• [Exercise aim]: Every entry should be repeated exactly. Omit the pictures.

╭─ Record list

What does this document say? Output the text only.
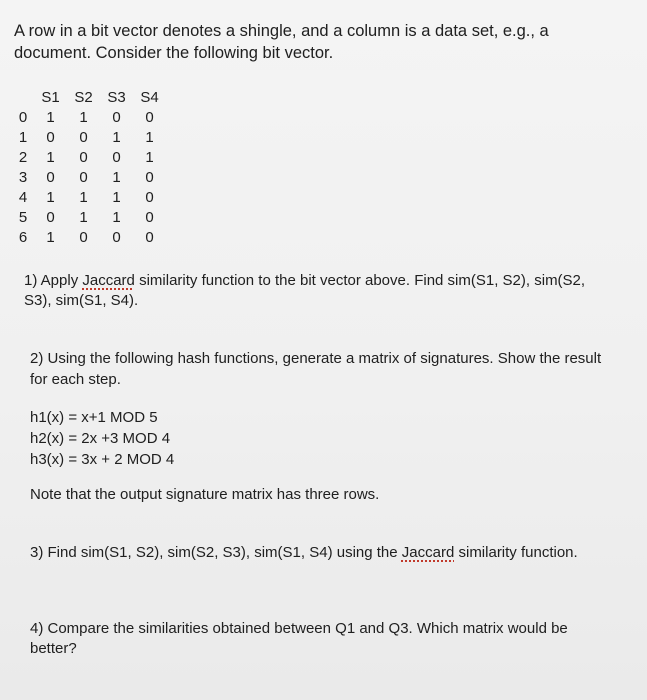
A row in a bit vector denotes a shingle, and a column is a data set, e.g., a document. Consider the following bit vector.
	S1	S2	S3	S4
0	1	1	0	0
1	0	0	1	1
2	1	0	0	1
3	0	0	1	0
4	1	1	1	0
5	0	1	1	0
6	1	0	0	0
1) Apply Jaccard similarity function to the bit vector above. Find sim(S1, S2), sim(S2, S3), sim(S1, S4).
2) Using the following hash functions, generate a matrix of signatures. Show the result for each step.
h1(x) = x+1 MOD 5
h2(x) = 2x +3 MOD 4
h3(x) = 3x + 2 MOD 4
Note that the output signature matrix has three rows.
3) Find sim(S1, S2), sim(S2, S3), sim(S1, S4) using the Jaccard similarity function.
4) Compare the similarities obtained between Q1 and Q3. Which matrix would be better?
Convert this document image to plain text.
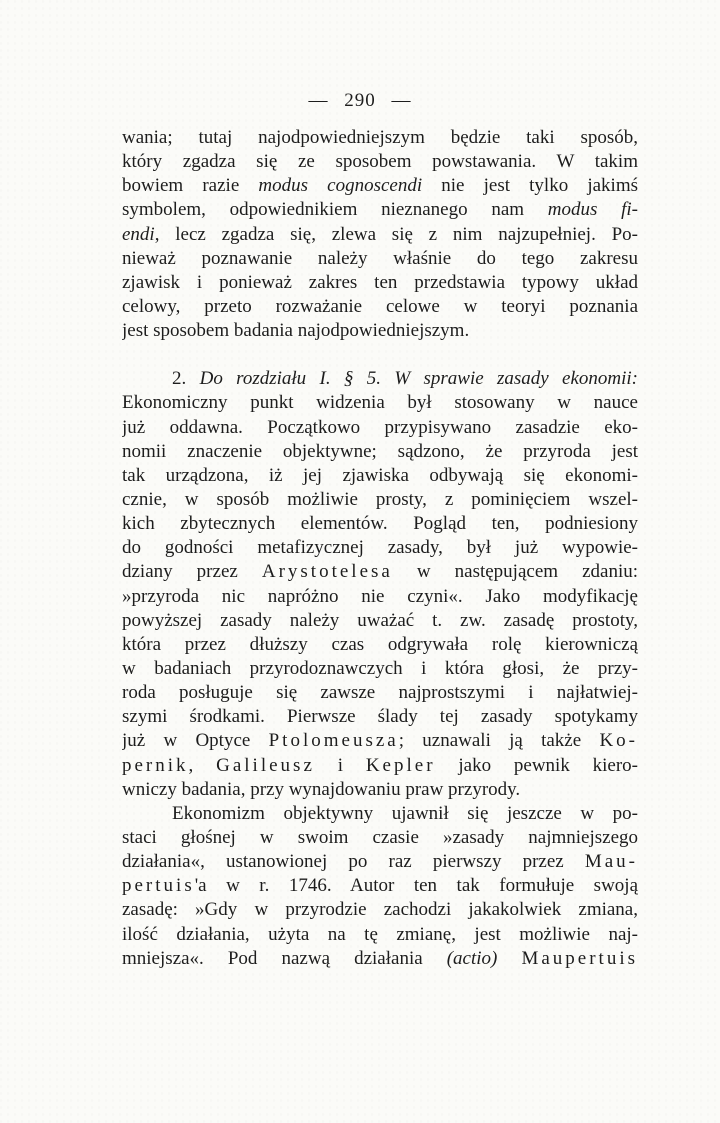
— 290 —
wania; tutaj najodpowiedniejszym będzie taki sposób,
który zgadza się ze sposobem powstawania. W takim
bowiem razie modus cognoscendi nie jest tylko jakimś
symbolem, odpowiednikiem nieznanego nam modus fi-
endi, lecz zgadza się, zlewa się z nim najzupełniej. Po-
nieważ poznawanie należy właśnie do tego zakresu
zjawisk i ponieważ zakres ten przedstawia typowy układ
celowy, przeto rozważanie celowe w teoryi poznania
jest sposobem badania najodpowiedniejszym.
2. Do rozdziału I. § 5. W sprawie zasady ekonomii:
Ekonomiczny punkt widzenia był stosowany w nauce
już oddawna. Początkowo przypisywano zasadzie eko-
nomii znaczenie objektywne; sądzono, że przyroda jest
tak urządzona, iż jej zjawiska odbywają się ekonomi-
cznie, w sposób możliwie prosty, z pominięciem wszel-
kich zbytecznych elementów. Pogląd ten, podniesiony
do godności metafizycznej zasady, był już wypowie-
dziany przez Arystotelesa w następującem zdaniu:
»przyroda nic napróżno nie czyni«. Jako modyfikację
powyższej zasady należy uważać t. zw. zasadę prostoty,
która przez dłuższy czas odgrywała rolę kierowniczą
w badaniach przyrodoznawczych i która głosi, że przy-
roda posługuje się zawsze najprostszymi i najłatwiej-
szymi środkami. Pierwsze ślady tej zasady spotykamy
już w Optyce Ptolomeusza; uznawali ją także Ko-
pernik, Galileusz i Kepler jako pewnik kiero-
wniczy badania, przy wynajdowaniu praw przyrody.
Ekonomizm objektywny ujawnił się jeszcze w po-
staci głośnej w swoim czasie »zasady najmniejszego
działania«, ustanowionej po raz pierwszy przez Mau-
pertuis'a w r. 1746. Autor ten tak formułuje swoją
zasadę: »Gdy w przyrodzie zachodzi jakakolwiek zmiana,
ilość działania, użyta na tę zmianę, jest możliwie naj-
mniejsza«. Pod nazwą działania (actio) Maupertuis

╰─

• [Exercise answer]:
What does this document say? Output the text only.
A row in a bit vector denotes a shingle, and a column is a data set, e.g., a document. Consider the following bit vector.
	S1	S2	S3	S4
0	1	1	0	0
1	0	0	1	1
2	1	0	0	1
3	0	0	1	0
4	1	1	1	0
5	0	1	1	0
6	1	0	0	0
1) Apply Jaccard similarity function to the bit vector above. Find sim(S1, S2), sim(S2, S3), sim(S1, S4).
2) Using the following hash functions, generate a matrix of signatures. Show the result for each step.
h1(x) = x+1 MOD 5
h2(x) = 2x +3 MOD 4
h3(x) = 3x + 2 MOD 4
Note that the output signature matrix has three rows.
3) Find sim(S1, S2), sim(S2, S3), sim(S1, S4) using the Jaccard similarity function.
4) Compare the similarities obtained between Q1 and Q3. Which matrix would be better?
Convert this document image to plain text.
— 290 —
wania; tutaj najodpowiedniejszym będzie taki sposób,
który zgadza się ze sposobem powstawania. W takim
bowiem razie modus cognoscendi nie jest tylko jakimś
symbolem, odpowiednikiem nieznanego nam modus fi-
endi, lecz zgadza się, zlewa się z nim najzupełniej. Po-
nieważ poznawanie należy właśnie do tego zakresu
zjawisk i ponieważ zakres ten przedstawia typowy układ
celowy, przeto rozważanie celowe w teoryi poznania
jest sposobem badania najodpowiedniejszym.
2. Do rozdziału I. § 5. W sprawie zasady ekonomii:
Ekonomiczny punkt widzenia był stosowany w nauce
już oddawna. Początkowo przypisywano zasadzie eko-
nomii znaczenie objektywne; sądzono, że przyroda jest
tak urządzona, iż jej zjawiska odbywają się ekonomi-
cznie, w sposób możliwie prosty, z pominięciem wszel-
kich zbytecznych elementów. Pogląd ten, podniesiony
do godności metafizycznej zasady, był już wypowie-
dziany przez Arystotelesa w następującem zdaniu:
»przyroda nic napróżno nie czyni«. Jako modyfikację
powyższej zasady należy uważać t. zw. zasadę prostoty,
która przez dłuższy czas odgrywała rolę kierowniczą
w badaniach przyrodoznawczych i która głosi, że przy-
roda posługuje się zawsze najprostszymi i najłatwiej-
szymi środkami. Pierwsze ślady tej zasady spotykamy
już w Optyce Ptolomeusza; uznawali ją także Ko-
pernik, Galileusz i Kepler jako pewnik kiero-
wniczy badania, przy wynajdowaniu praw przyrody.
Ekonomizm objektywny ujawnił się jeszcze w po-
staci głośnej w swoim czasie »zasady najmniejszego
działania«, ustanowionej po raz pierwszy przez Mau-
pertuis'a w r. 1746. Autor ten tak formułuje swoją
zasadę: »Gdy w przyrodzie zachodzi jakakolwiek zmiana,
ilość działania, użyta na tę zmianę, jest możliwie naj-
mniejsza«. Pod nazwą działania (actio) Maupertuis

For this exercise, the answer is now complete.